■ WORK TO COMPLETE
Spot every line with the word "content" and return it.

■ RECORD SET
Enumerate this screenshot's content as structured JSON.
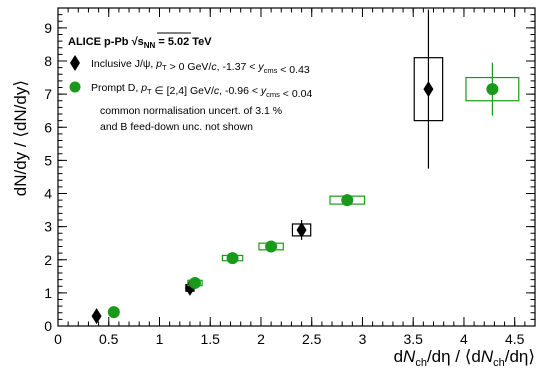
{
  "chart_data": {
    "type": "scatter",
    "title": "ALICE p-Pb",
    "energy_prefix": "√s",
    "energy_sub": "NN",
    "energy_value": " = 5.02 TeV",
    "xlabel": {
      "d": "d",
      "n": "N",
      "sub": "ch",
      "mid": "/dη / ⟨d",
      "n2": "N",
      "sub2": "ch",
      "end": "/dη⟩"
    },
    "ylabel": "dN/dy / ⟨dN/dy⟩",
    "xlim": [
      0,
      4.7
    ],
    "ylim": [
      0,
      9.6
    ],
    "xticks": [
      0,
      0.5,
      1,
      1.5,
      2,
      2.5,
      3,
      3.5,
      4,
      4.5
    ],
    "xtick_labels": [
      "0",
      "0.5",
      "1",
      "1.5",
      "2",
      "2.5",
      "3",
      "3.5",
      "4",
      "4.5"
    ],
    "yticks": [
      0,
      1,
      2,
      3,
      4,
      5,
      6,
      7,
      8,
      9
    ],
    "ytick_labels": [
      "0",
      "1",
      "2",
      "3",
      "4",
      "5",
      "6",
      "7",
      "8",
      "9"
    ],
    "grid": false,
    "legend_position": "top-left",
    "series": [
      {
        "name_parts": [
          "Inclusive J/ψ, ",
          "p",
          "T",
          " > 0 GeV/",
          "c",
          ", -1.37 < ",
          "y",
          "cms",
          " < 0.43"
        ],
        "marker": "diamond",
        "color": "#000000",
        "points": [
          {
            "x": 0.38,
            "y": 0.3,
            "err": 0.05,
            "sx": 0.03,
            "sy": 0.05
          },
          {
            "x": 1.3,
            "y": 1.15,
            "err": 0.08,
            "sx": 0.04,
            "sy": 0.1
          },
          {
            "x": 2.4,
            "y": 2.9,
            "err": 0.3,
            "sx": 0.09,
            "sy": 0.18
          },
          {
            "x": 3.65,
            "y": 7.15,
            "err": 2.4,
            "sx": 0.14,
            "sy": 0.95
          }
        ]
      },
      {
        "name_parts": [
          "Prompt D, ",
          "p",
          "T",
          " ∈ [2,4] GeV/",
          "c",
          ", -0.96 < ",
          "y",
          "cms",
          " < 0.04"
        ],
        "marker": "circle",
        "color": "#1a9a1a",
        "points": [
          {
            "x": 0.55,
            "y": 0.42,
            "err": 0.02,
            "sx": 0.03,
            "sy": 0.04
          },
          {
            "x": 1.35,
            "y": 1.3,
            "err": 0.04,
            "sx": 0.07,
            "sy": 0.08
          },
          {
            "x": 1.72,
            "y": 2.05,
            "err": 0.04,
            "sx": 0.1,
            "sy": 0.08
          },
          {
            "x": 2.1,
            "y": 2.4,
            "err": 0.05,
            "sx": 0.12,
            "sy": 0.1
          },
          {
            "x": 2.85,
            "y": 3.8,
            "err": 0.05,
            "sx": 0.17,
            "sy": 0.12
          },
          {
            "x": 4.28,
            "y": 7.15,
            "err": 0.8,
            "sx": 0.26,
            "sy": 0.35
          }
        ]
      }
    ],
    "annotation_lines": [
      "common normalisation uncert. of 3.1 %",
      "and B feed-down unc. not shown"
    ]
  }
}
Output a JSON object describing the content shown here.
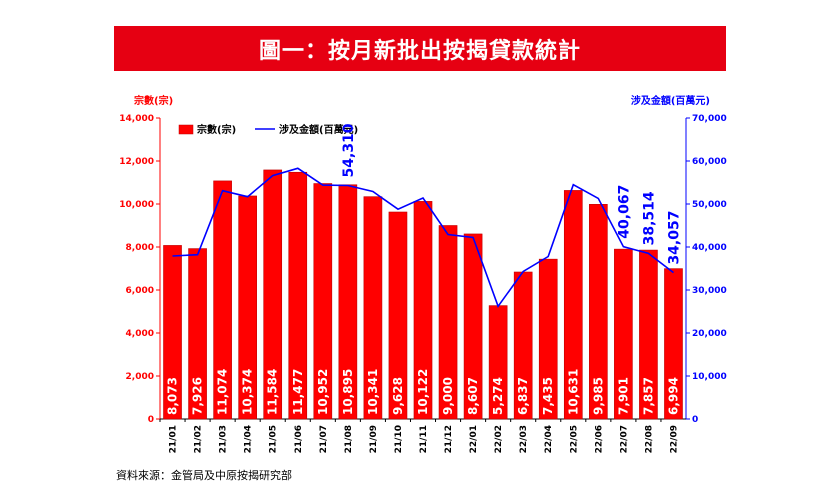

■ RESULT FOR THIS TASK
Enumerate this screenshot's content as structured JSON.
Output a JSON object describing the content shown here.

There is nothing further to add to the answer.